● Directive: Every line below that holds the string "English" should be copied out.

● Dataset excerpts:
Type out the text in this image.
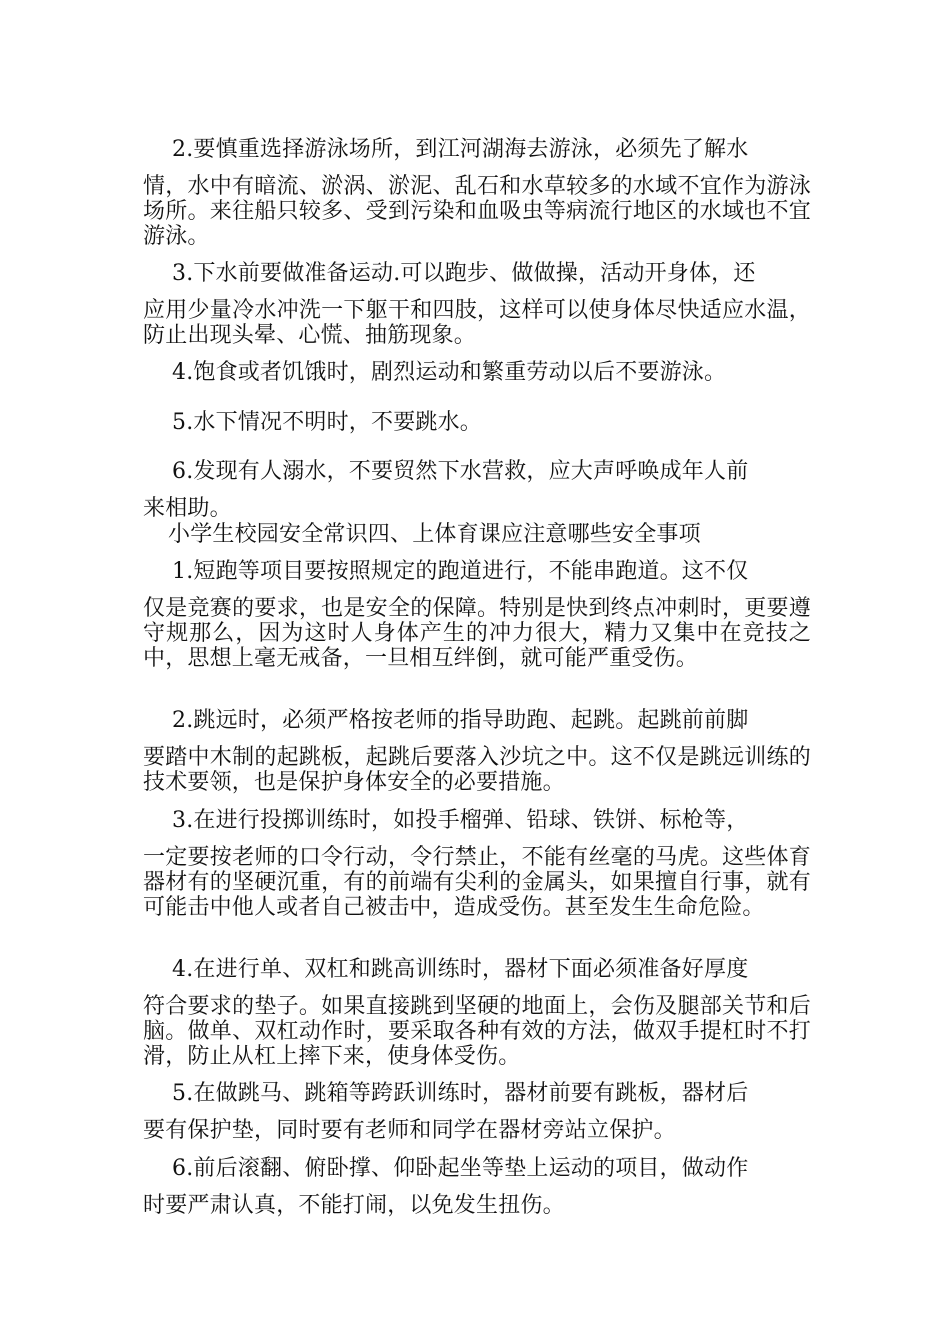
2.要慎重选择游泳场所，到江河湖海去游泳，必须先了解水
情，水中有暗流、淤涡、淤泥、乱石和水草较多的水域不宜作为游泳场所。来往船只较多、受到污染和血吸虫等病流行地区的水域也不宜游泳。
3.下水前要做准备运动.可以跑步、做做操，活动开身体，还
应用少量冷水冲洗一下躯干和四肢，这样可以使身体尽快适应水温，防止出现头晕、心慌、抽筋现象。
4.饱食或者饥饿时，剧烈运动和繁重劳动以后不要游泳。
5.水下情况不明时，不要跳水。
6.发现有人溺水，不要贸然下水营救，应大声呼唤成年人前
来相助。
小学生校园安全常识四、上体育课应注意哪些安全事项
1.短跑等项目要按照规定的跑道进行，不能串跑道。这不仅
仅是竞赛的要求，也是安全的保障。特别是快到终点冲刺时，更要遵守规那么，因为这时人身体产生的冲力很大，精力又集中在竞技之中，思想上毫无戒备，一旦相互绊倒，就可能严重受伤。
2.跳远时，必须严格按老师的指导助跑、起跳。起跳前前脚
要踏中木制的起跳板，起跳后要落入沙坑之中。这不仅是跳远训练的技术要领，也是保护身体安全的必要措施。
3.在进行投掷训练时，如投手榴弹、铅球、铁饼、标枪等，
一定要按老师的口令行动，令行禁止，不能有丝毫的马虎。这些体育器材有的坚硬沉重，有的前端有尖利的金属头，如果擅自行事，就有可能击中他人或者自己被击中，造成受伤。甚至发生生命危险。
4.在进行单、双杠和跳高训练时，器材下面必须准备好厚度
符合要求的垫子。如果直接跳到坚硬的地面上，会伤及腿部关节和后脑。做单、双杠动作时，要采取各种有效的方法，做双手提杠时不打滑，防止从杠上摔下来，使身体受伤。
5.在做跳马、跳箱等跨跃训练时，器材前要有跳板，器材后
要有保护垫，同时要有老师和同学在器材旁站立保护。
6.前后滚翻、俯卧撑、仰卧起坐等垫上运动的项目，做动作
时要严肃认真，不能打闹，以免发生扭伤。
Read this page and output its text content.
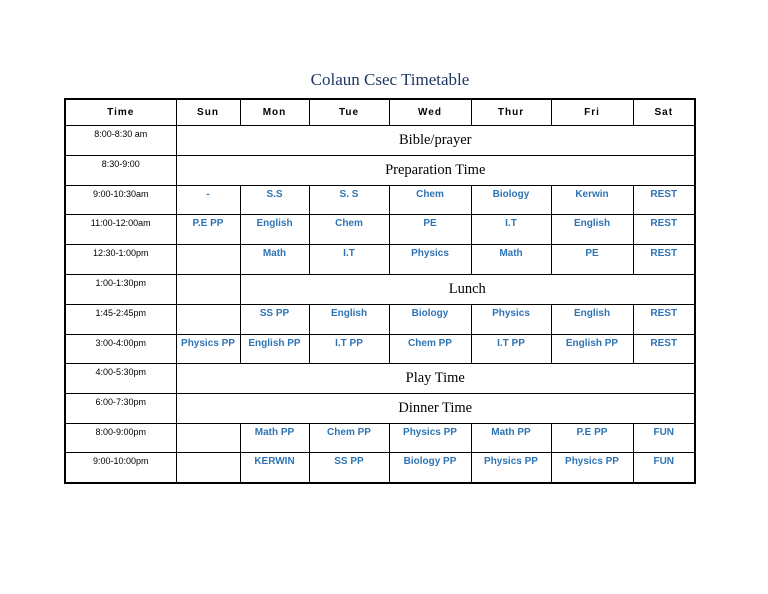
Colaun Csec Timetable
Time	Sun	Mon	Tue	Wed	Thur	Fri	Sat
8:00-8:30 am	Bible/prayer						
8:30-9:00	Preparation Time						
9:00-10:30am	-	S.S	S. S	Chem	Biology	Kerwin	REST
11:00-12:00am	P.E PP	English	Chem	PE	I.T	English	REST
12:30-1:00pm		Math	I.T	Physics	Math	PE	REST
1:00-1:30pm		Lunch					
1:45-2:45pm		SS PP	English	Biology	Physics	English	REST
3:00-4:00pm	Physics PP	English PP	I.T PP	Chem PP	I.T PP	English PP	REST
4:00-5:30pm	Play Time						
6:00-7:30pm	Dinner Time						
8:00-9:00pm		Math PP	Chem PP	Physics PP	Math PP	P.E PP	FUN
9:00-10:00pm		KERWIN	SS PP	Biology PP	Physics PP	Physics PP	FUN
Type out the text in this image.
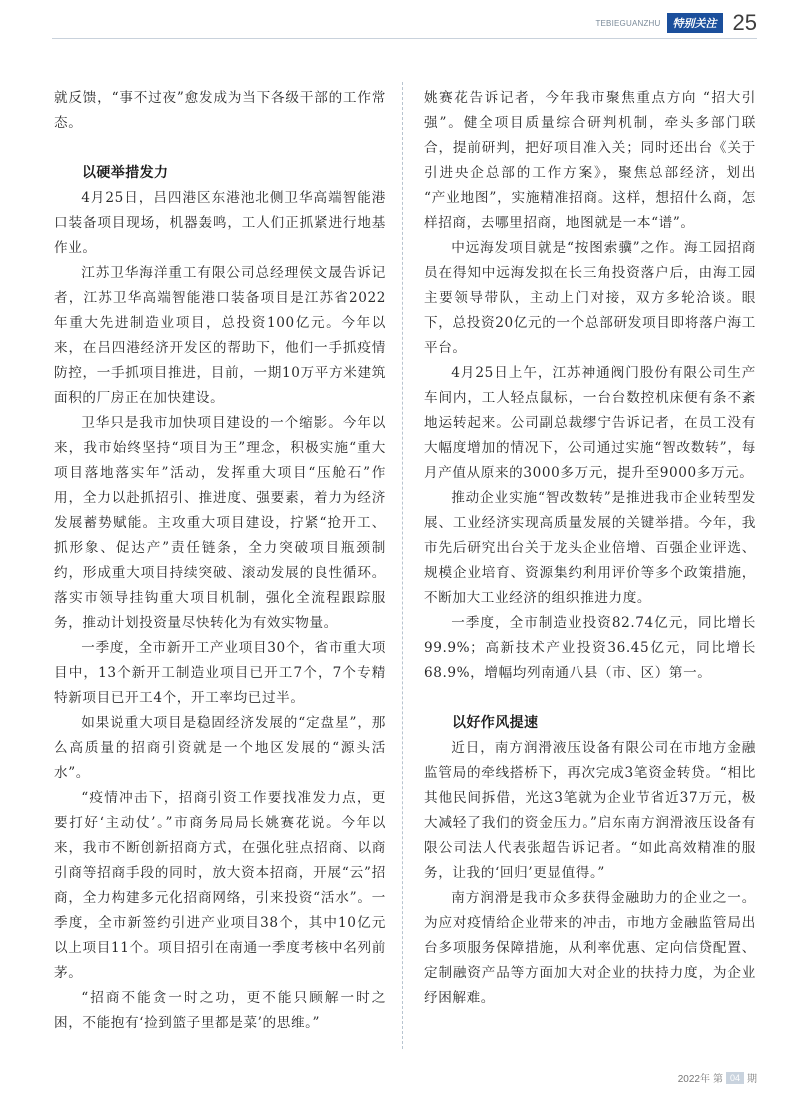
TEBIEGUANZHU	特别关注 25

就反馈，“事不过夜”愈发成为当下各级干部的工作常态。

以硬举措发力

4月25日，吕四港区东港池北侧卫华高端智能港口装备项目现场，机器轰鸣，工人们正抓紧进行地基作业。

江苏卫华海洋重工有限公司总经理侯文晟告诉记者，江苏卫华高端智能港口装备项目是江苏省2022年重大先进制造业项目，总投资100亿元。今年以来，在吕四港经济开发区的帮助下，他们一手抓疫情防控，一手抓项目推进，目前，一期10万平方米建筑面积的厂房正在加快建设。

卫华只是我市加快项目建设的一个缩影。今年以来，我市始终坚持“项目为王”理念，积极实施“重大项目落地落实年”活动，发挥重大项目“压舱石”作用，全力以赴抓招引、推进度、强要素，着力为经济发展蓄势赋能。主攻重大项目建设，拧紧“抢开工、抓形象、促达产”责任链条，全力突破项目瓶颈制约，形成重大项目持续突破、滚动发展的良性循环。落实市领导挂钩重大项目机制，强化全流程跟踪服务，推动计划投资量尽快转化为有效实物量。

一季度，全市新开工产业项目30个，省市重大项目中，13个新开工制造业项目已开工7个，7个专精特新项目已开工4个，开工率均已过半。

如果说重大项目是稳固经济发展的“定盘星”，那么高质量的招商引资就是一个地区发展的“源头活水”。

“疫情冲击下，招商引资工作要找准发力点，更要打好‘主动仗’。”市商务局局长姚赛花说。今年以来，我市不断创新招商方式，在强化驻点招商、以商引商等招商手段的同时，放大资本招商，开展“云”招商，全力构建多元化招商网络，引来投资“活水”。一季度，全市新签约引进产业项目38个，其中10亿元以上项目11个。项目招引在南通一季度考核中名列前茅。

“招商不能贪一时之功，更不能只顾解一时之困，不能抱有‘捡到篮子里都是菜’的思维。”

姚赛花告诉记者，今年我市聚焦重点方向 “招大引强”。健全项目质量综合研判机制，牵头多部门联合，提前研判，把好项目准入关；同时还出台《关于引进央企总部的工作方案》，聚焦总部经济，划出 “产业地图”，实施精准招商。这样，想招什么商，怎样招商，去哪里招商，地图就是一本“谱”。

中远海发项目就是“按图索骥”之作。海工园招商员在得知中远海发拟在长三角投资落户后，由海工园主要领导带队，主动上门对接，双方多轮洽谈。眼下，总投资20亿元的一个总部研发项目即将落户海工平台。

4月25日上午，江苏神通阀门股份有限公司生产车间内，工人轻点鼠标，一台台数控机床便有条不紊地运转起来。公司副总裁缪宁告诉记者，在员工没有大幅度增加的情况下，公司通过实施“智改数转”，每月产值从原来的3000多万元，提升至9000多万元。

推动企业实施“智改数转”是推进我市企业转型发展、工业经济实现高质量发展的关键举措。今年，我市先后研究出台关于龙头企业倍增、百强企业评选、规模企业培育、资源集约利用评价等多个政策措施，不断加大工业经济的组织推进力度。

一季度，全市制造业投资82.74亿元，同比增长99.9%；高新技术产业投资36.45亿元，同比增长68.9%，增幅均列南通八县（市、区）第一。

以好作风提速

近日，南方润滑液压设备有限公司在市地方金融监管局的牵线搭桥下，再次完成3笔资金转贷。“相比其他民间拆借，光这3笔就为企业节省近37万元，极大减轻了我们的资金压力。”启东南方润滑液压设备有限公司法人代表张超告诉记者。“如此高效精准的服务，让我的‘回归’更显值得。”

南方润滑是我市众多获得金融助力的企业之一。为应对疫情给企业带来的冲击，市地方金融监管局出台多项服务保障措施，从利率优惠、定向信贷配置、定制融资产品等方面加大对企业的扶持力度，为企业纾困解难。

2022年 第 04 期
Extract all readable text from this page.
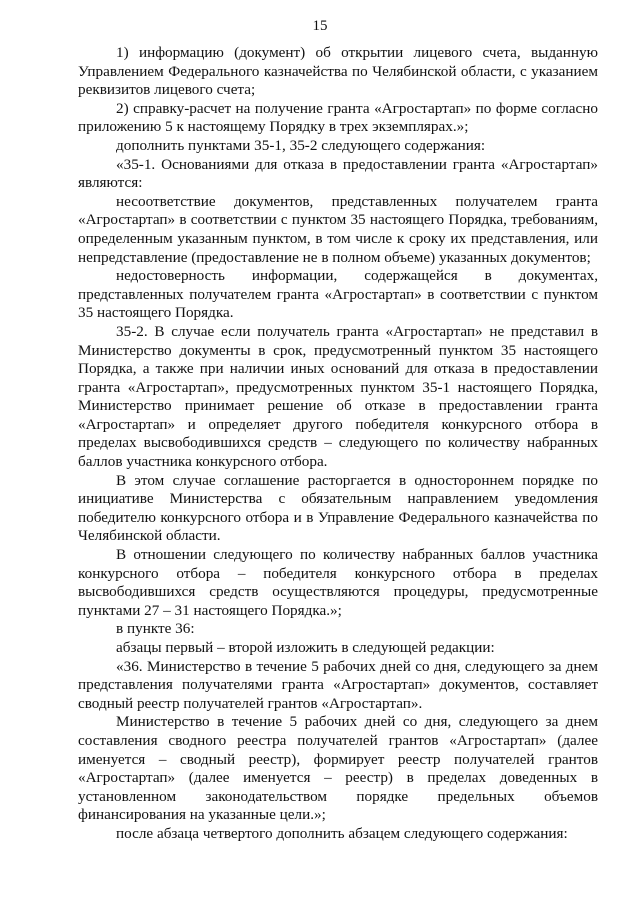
15

1) информацию (документ) об открытии лицевого счета, выданную Управлением Федерального казначейства по Челябинской области, с указанием реквизитов лицевого счета;

2) справку-расчет на получение гранта «Агростартап» по форме согласно приложению 5 к настоящему Порядку в трех экземплярах.»;

дополнить пунктами 35-1, 35-2 следующего содержания:

«35-1. Основаниями для отказа в предоставлении гранта «Агростартап» являются:

несоответствие документов, представленных получателем гранта «Агростартап» в соответствии с пунктом 35 настоящего Порядка, требованиям, определенным указанным пунктом, в том числе к сроку их представления, или непредставление (предоставление не в полном объеме) указанных документов;

недостоверность информации, содержащейся в документах, представленных получателем гранта «Агростартап» в соответствии с пунктом 35 настоящего Порядка.

35-2. В случае если получатель гранта «Агростартап» не представил в Министерство документы в срок, предусмотренный пунктом 35 настоящего Порядка, а также при наличии иных оснований для отказа в предоставлении гранта «Агростартап», предусмотренных пунктом 35-1 настоящего Порядка, Министерство принимает решение об отказе в предоставлении гранта «Агростартап» и определяет другого победителя конкурсного отбора в пределах высвободившихся средств – следующего по количеству набранных баллов участника конкурсного отбора.

В этом случае соглашение расторгается в одностороннем порядке по инициативе Министерства с обязательным направлением уведомления победителю конкурсного отбора и в Управление Федерального казначейства по Челябинской области.

В отношении следующего по количеству набранных баллов участника конкурсного отбора – победителя конкурсного отбора в пределах высвободившихся средств осуществляются процедуры, предусмотренные пунктами 27 – 31 настоящего Порядка.»;

в пункте 36:

абзацы первый – второй изложить в следующей редакции:

«36. Министерство в течение 5 рабочих дней со дня, следующего за днем представления получателями гранта «Агростартап» документов, составляет сводный реестр получателей грантов «Агростартап».

Министерство в течение 5 рабочих дней со дня, следующего за днем составления сводного реестра получателей грантов «Агростартап» (далее именуется – сводный реестр), формирует реестр получателей грантов «Агростартап» (далее именуется – реестр) в пределах доведенных в установленном законодательством порядке предельных объемов финансирования на указанные цели.»;

после абзаца четвертого дополнить абзацем следующего содержания:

● Final result:
11:00-12:00am	P.E PP	English	Chem	PE	I.T	English	REST
1:45-2:45pm		SS PP	English	Biology	Physics	English	REST
3:00-4:00pm	Physics PP	English PP	I.T PP	Chem PP	I.T PP	English PP	REST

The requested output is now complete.